- **Passage**

________

João Pereira

Personal information
- Full name: João Jorge Gândara Mendes Pereira
- Date of birth: 6 February 1992 (age 33)
- Place of birth: Coimbra, Portugal
- Position: Forward

Youth career
- 2003–2009: Académica
- 2009–2010: Vigor Mocidade [pt]

Senior career*
- Years: Team / Apps / (Gls)
- 2011–2012: Mealhada [pt] / 1 / (0)

Managerial career
- 2010–2011: Mealhada [pt] (youth)
- 2012–2014: Mealhada [pt] (assistant)
- 2018: Académica (youth)
- 2018–2019: Palmeiras FC (youth)
- 2019–2021: Mozambique (assistant)
- 2022–2023: Amora
- 2023–2024: Alverca
- 2024–2025: Casa Pia

= João Pereira (footballer, born 1992) =

Portuguese football manager and former player (born 1992)

João Jorge Gândara Mendes Pereira (born 6 February 1992) is a Portuguese professional football manager and former player who played as a forward. He most recently managed Primeira Liga club Casa Pia.

==Playing career==
Born in Coimbra, Pereira represented local sides Académica de Coimbra and GR O Vigor da Mocidade as a youth. After spending one year as a coach of GD Mealhada's under-7 sides, he was assigned as a member of the first team squad ahead of the 2011–12 season, but only featured for six minutes.

In 2013–14, Pereira played for futsal side Atómicos Sport Clube.

==Managerial career==
In 2012, Pereira became an assistant of Tó Miranda at Mealhada, before moving to Porto in 2014, as an assistant of the under-15 squad. He was also an assistant at Padroense's under-17 team before being named coach of Académica under-17s in January 2018.

Pereira also coached Palmeiras FC's under-17 team before becoming an assistant of compatriot Luís Gonçalves at the Mozambique national team in August 2019. He left the latter in March 2021, after Gonçalves was sacked.

On 26 June 2022, aged 30, Pereira was appointed manager of Liga 3 side Amora. On 14 June 2023, after missing out promotion in the second stage, he left the club after refusing a contract renewal.

On 24 June 2023, Pereira was announced as manager of Alverca also in the third division. He won the 2023–24 Liga 3 with the side, becoming the youngest manager to win a national title in Portugal at the age of 32, and taking the club back to a professional division after a 19-year absence. On 2 June 2024, however, he departed the side.

________

Proceed with the article on João Pereira's football career, starting after its final sentence. The rows that follow come from a different source and are unrelated to the article on João Pereira.

________

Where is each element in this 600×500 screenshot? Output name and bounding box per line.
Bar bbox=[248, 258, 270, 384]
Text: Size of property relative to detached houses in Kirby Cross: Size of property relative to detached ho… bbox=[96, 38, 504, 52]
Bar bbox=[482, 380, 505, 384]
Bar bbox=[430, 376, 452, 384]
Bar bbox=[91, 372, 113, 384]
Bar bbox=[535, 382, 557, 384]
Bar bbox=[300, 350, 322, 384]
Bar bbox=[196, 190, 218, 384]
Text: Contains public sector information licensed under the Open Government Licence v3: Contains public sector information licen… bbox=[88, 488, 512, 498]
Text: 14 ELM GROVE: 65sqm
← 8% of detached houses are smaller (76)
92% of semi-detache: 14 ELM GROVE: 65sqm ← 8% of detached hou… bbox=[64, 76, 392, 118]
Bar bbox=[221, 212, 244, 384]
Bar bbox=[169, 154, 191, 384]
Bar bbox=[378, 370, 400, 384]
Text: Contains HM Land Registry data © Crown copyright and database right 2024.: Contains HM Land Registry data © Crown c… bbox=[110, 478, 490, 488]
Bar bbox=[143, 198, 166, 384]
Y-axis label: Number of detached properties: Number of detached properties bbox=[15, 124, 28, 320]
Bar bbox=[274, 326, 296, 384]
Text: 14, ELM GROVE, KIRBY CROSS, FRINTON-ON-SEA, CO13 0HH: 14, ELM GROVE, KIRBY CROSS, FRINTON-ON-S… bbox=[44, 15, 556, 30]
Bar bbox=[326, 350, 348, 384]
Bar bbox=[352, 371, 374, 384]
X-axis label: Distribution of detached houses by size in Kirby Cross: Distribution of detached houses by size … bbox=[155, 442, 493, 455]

________

- **Task response**
On 19 June 2024, Pereira moved straight to Primeira Liga after being named at the helm of Casa Pia. His first professional match occurred on 17 August, a 3–0 away loss to Benfica; he also became the second-youngest manager to debut in the top tier, only months behind André Villas-Boas (who was also 32 at the time of his debut in 2009).

Casa Pia set several historic records in the Primeira Liga: they achieved the highest number of wins in the competition, with 12 victories, and also established the club record for home wins, with 8 matches won. The team reached its highest points total in the Primeira Liga, accumulating 45 points, and scored the most goals in its history in the league, with 39 goals. Additionally, Casa Pia matched the club’s best-ever league finish by ending the season in 9th place.

On 3 November 2025, following a poor start to the 2025–26 campaign, with Casa Pia sitting on 16th place in the Primeira Liga table, Pereira was sacked.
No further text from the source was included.